[Source data]
__________________________________________________

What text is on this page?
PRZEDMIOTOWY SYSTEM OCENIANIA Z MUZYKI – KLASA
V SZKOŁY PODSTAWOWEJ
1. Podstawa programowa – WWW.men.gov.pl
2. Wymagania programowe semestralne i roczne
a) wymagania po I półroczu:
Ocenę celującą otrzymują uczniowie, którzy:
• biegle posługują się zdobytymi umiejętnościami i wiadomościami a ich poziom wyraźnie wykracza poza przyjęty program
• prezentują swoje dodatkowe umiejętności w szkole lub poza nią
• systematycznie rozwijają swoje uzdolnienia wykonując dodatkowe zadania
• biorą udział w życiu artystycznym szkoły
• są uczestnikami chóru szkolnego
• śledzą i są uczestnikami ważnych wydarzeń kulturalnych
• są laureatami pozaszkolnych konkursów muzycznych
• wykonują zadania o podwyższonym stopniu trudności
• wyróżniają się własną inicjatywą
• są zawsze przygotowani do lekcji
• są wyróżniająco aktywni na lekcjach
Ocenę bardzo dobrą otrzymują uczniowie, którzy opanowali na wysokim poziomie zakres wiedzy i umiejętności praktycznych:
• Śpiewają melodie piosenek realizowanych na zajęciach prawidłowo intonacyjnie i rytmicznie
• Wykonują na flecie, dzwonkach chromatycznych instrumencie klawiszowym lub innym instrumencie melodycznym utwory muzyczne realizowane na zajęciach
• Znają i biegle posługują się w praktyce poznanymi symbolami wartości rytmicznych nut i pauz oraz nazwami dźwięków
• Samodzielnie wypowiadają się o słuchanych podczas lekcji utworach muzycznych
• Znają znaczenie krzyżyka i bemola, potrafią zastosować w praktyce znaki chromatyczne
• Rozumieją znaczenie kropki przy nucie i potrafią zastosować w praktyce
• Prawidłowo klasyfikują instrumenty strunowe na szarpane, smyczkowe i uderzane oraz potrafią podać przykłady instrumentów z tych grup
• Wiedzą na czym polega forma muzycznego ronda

__________________________________________________

Across the records above, count the lines holding "dodatkowe" and reply with that number alone.

# EXERCISE SOLUTION
2